Extracts from a graphics dataset:
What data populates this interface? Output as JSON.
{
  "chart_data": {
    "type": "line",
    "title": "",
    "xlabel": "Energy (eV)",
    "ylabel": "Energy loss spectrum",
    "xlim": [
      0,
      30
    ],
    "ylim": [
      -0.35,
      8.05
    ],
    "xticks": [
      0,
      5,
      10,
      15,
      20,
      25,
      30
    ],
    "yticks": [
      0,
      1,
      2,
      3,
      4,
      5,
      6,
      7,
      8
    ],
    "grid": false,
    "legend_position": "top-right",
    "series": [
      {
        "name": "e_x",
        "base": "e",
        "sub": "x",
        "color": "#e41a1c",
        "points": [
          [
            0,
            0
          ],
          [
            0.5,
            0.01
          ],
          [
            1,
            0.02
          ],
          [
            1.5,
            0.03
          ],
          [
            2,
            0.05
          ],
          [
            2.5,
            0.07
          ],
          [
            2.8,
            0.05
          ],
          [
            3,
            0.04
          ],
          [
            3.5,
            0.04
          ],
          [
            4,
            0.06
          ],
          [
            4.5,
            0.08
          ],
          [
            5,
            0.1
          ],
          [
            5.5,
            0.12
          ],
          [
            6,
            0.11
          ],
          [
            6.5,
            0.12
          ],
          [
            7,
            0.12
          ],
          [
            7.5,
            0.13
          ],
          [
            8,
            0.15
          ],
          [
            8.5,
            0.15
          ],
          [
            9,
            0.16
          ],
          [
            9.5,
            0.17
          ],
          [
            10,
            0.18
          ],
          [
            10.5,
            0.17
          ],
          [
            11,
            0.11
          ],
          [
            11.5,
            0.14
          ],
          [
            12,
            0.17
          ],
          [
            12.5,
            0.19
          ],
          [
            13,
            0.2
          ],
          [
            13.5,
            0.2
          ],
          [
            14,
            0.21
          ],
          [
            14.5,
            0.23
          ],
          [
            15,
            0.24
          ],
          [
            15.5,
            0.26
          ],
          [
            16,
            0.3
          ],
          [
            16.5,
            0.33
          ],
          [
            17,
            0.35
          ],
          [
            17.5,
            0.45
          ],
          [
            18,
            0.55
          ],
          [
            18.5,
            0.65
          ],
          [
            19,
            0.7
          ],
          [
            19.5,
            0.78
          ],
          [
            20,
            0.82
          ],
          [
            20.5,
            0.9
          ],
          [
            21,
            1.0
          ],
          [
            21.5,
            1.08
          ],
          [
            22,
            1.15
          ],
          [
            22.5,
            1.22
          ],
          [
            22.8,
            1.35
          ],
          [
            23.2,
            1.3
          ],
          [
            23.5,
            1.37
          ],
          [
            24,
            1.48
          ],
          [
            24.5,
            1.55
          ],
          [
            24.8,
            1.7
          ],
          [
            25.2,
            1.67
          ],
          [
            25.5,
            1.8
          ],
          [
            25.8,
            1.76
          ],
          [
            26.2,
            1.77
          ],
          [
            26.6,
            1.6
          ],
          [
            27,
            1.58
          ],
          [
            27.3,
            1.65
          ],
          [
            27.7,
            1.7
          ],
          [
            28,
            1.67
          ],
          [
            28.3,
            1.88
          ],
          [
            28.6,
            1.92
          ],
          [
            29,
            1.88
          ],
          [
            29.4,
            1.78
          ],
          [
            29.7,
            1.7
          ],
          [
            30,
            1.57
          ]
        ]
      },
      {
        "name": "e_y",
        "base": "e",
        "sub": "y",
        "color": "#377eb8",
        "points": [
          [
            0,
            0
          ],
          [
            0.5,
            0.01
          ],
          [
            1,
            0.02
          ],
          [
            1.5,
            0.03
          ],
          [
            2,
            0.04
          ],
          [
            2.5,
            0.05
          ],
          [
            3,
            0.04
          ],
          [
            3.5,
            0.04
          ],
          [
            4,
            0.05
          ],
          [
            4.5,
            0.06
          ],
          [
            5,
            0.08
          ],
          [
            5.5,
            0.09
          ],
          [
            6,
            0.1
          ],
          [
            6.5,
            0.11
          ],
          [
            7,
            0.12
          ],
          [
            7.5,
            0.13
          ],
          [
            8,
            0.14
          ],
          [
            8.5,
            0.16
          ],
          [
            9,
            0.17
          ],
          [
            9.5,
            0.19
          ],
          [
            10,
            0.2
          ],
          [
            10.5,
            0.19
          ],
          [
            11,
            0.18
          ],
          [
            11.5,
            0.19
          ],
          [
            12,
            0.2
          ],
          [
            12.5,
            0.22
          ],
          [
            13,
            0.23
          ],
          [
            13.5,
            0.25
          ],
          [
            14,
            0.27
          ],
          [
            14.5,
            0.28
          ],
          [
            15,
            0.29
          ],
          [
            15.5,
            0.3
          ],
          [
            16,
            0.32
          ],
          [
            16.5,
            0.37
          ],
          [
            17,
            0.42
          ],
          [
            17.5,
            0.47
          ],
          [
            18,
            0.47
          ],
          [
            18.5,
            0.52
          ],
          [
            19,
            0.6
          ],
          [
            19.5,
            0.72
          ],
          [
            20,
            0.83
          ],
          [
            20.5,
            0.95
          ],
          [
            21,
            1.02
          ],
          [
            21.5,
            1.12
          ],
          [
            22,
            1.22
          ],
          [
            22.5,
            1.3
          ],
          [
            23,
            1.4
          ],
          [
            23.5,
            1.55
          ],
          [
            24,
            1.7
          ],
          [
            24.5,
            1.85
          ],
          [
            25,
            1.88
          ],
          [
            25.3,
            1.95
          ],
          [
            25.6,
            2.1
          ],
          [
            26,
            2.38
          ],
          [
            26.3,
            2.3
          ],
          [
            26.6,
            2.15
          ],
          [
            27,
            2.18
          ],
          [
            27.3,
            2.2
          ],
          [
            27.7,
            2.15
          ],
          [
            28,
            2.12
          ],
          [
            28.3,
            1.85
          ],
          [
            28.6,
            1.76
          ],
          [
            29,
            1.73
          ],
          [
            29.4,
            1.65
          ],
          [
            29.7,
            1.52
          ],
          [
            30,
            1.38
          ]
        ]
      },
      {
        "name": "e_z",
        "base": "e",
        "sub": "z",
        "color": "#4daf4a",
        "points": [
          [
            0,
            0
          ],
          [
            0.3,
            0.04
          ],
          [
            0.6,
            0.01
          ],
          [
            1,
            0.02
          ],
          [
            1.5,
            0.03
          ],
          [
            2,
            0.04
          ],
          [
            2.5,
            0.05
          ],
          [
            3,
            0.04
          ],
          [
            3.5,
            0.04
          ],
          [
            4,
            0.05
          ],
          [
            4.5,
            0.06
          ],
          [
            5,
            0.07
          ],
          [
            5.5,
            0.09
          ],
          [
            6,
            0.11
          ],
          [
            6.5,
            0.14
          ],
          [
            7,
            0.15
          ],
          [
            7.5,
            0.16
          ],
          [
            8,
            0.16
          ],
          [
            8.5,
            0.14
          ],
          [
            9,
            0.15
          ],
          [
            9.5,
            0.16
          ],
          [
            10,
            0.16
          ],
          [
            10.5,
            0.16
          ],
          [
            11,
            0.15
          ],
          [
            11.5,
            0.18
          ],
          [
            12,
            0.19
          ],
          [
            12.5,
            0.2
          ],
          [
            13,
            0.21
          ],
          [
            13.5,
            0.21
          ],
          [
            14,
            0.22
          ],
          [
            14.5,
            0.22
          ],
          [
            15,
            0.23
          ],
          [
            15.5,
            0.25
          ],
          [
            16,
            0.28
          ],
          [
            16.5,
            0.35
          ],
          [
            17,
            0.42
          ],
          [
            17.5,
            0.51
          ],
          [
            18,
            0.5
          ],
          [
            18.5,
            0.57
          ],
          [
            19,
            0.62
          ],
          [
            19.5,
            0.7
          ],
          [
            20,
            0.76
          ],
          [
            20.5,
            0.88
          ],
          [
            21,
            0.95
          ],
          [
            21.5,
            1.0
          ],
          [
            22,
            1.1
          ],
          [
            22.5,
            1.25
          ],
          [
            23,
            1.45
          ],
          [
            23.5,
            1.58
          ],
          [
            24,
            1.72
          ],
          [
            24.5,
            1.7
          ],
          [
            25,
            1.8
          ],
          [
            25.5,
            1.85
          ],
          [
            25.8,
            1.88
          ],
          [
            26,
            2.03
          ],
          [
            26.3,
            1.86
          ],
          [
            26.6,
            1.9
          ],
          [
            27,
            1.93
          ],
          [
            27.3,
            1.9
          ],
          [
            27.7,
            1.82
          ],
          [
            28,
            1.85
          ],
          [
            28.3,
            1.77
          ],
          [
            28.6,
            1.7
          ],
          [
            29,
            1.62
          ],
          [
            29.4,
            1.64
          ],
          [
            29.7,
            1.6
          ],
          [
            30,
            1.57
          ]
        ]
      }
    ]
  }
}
---
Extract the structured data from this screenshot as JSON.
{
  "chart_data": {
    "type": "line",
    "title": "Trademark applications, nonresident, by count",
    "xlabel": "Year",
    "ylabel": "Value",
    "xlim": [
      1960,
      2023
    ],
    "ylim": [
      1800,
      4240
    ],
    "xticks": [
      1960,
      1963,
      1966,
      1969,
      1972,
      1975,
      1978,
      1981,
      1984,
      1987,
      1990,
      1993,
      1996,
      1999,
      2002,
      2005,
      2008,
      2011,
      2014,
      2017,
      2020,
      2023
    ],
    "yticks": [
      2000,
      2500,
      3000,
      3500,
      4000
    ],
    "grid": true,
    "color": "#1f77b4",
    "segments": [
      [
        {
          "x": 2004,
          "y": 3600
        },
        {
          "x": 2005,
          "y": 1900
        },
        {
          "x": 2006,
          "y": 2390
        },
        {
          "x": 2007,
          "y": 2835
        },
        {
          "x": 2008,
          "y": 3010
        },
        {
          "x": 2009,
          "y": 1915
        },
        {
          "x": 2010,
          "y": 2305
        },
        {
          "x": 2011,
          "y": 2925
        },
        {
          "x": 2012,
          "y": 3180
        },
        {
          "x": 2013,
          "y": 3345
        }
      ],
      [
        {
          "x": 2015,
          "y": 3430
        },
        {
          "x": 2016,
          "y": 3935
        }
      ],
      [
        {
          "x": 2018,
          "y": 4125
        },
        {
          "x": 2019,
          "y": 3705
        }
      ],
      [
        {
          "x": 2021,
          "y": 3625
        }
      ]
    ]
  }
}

» **Required work**
Filter the listing for the word "Energy" and copy every line that holds it.

» **Written reply**
    "xlabel": "Energy (eV)",
    "ylabel": "Energy loss spectrum",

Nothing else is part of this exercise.